— Start of DATA EXCERPTS —

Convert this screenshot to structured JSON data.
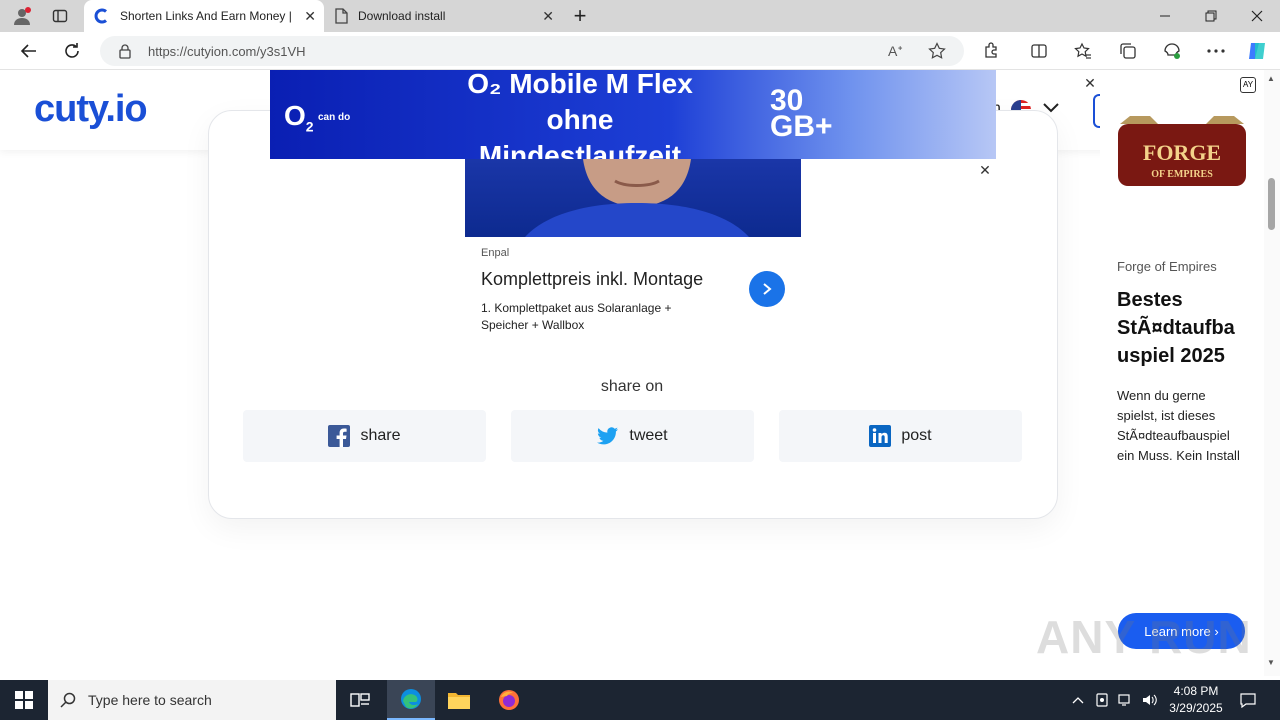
{
  "browser": {
    "tabs": [
      {
        "title": "Shorten Links And Earn Money | ",
        "active": true
      },
      {
        "title": "Download install",
        "active": false
      }
    ],
    "url": "https://cutyion.com/y3s1VH",
    "new_tab_glyph": "+",
    "close_glyph": "✕"
  },
  "site": {
    "logo": "cuty.io",
    "header_partial": "n"
  },
  "top_ad": {
    "brand": "O",
    "brand_sub": "2",
    "tagline": "can do",
    "headline_1": "O₂ Mobile M Flex",
    "headline_2": "ohne",
    "headline_3": "Mindestlaufzeit",
    "gb_line_1": "30",
    "gb_line_2": "GB+"
  },
  "native_ad": {
    "source": "Enpal",
    "title": "Komplettpreis inkl. Montage",
    "desc_line_1": "1. Komplettpaket aus Solaranlage +",
    "desc_line_2": "Speicher + Wallbox"
  },
  "share": {
    "heading": "share on",
    "buttons": [
      {
        "label": "share",
        "icon": "facebook-icon"
      },
      {
        "label": "tweet",
        "icon": "twitter-icon"
      },
      {
        "label": "post",
        "icon": "linkedin-icon"
      }
    ]
  },
  "side_ad": {
    "logo_line_1": "FORGE",
    "logo_line_2": "OF EMPIRES",
    "advertiser": "Forge of Empires",
    "title_1": "Bestes",
    "title_2": "StÃ¤dtaufba",
    "title_3": "uspiel 2025",
    "body_1": "Wenn du gerne",
    "body_2": "spielst, ist dieses",
    "body_3": "StÃ¤dteaufbauspiel",
    "body_4": "ein Muss. Kein Install",
    "cta": "Learn more"
  },
  "watermark": "ANY RUN",
  "taskbar": {
    "search_placeholder": "Type here to search",
    "time": "4:08 PM",
    "date": "3/29/2025"
  },
  "colors": {
    "brand_blue": "#1a4fd6",
    "facebook": "#3b5998",
    "twitter": "#1da1f2",
    "linkedin": "#0a66c2"
  }
}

— End of DATA EXCERPTS —

• [EXERCISE TASK] Each line in the material either holds the string "icon" or does not. State how many do, and nothing else.

• [EXERCISE ANSWER] 3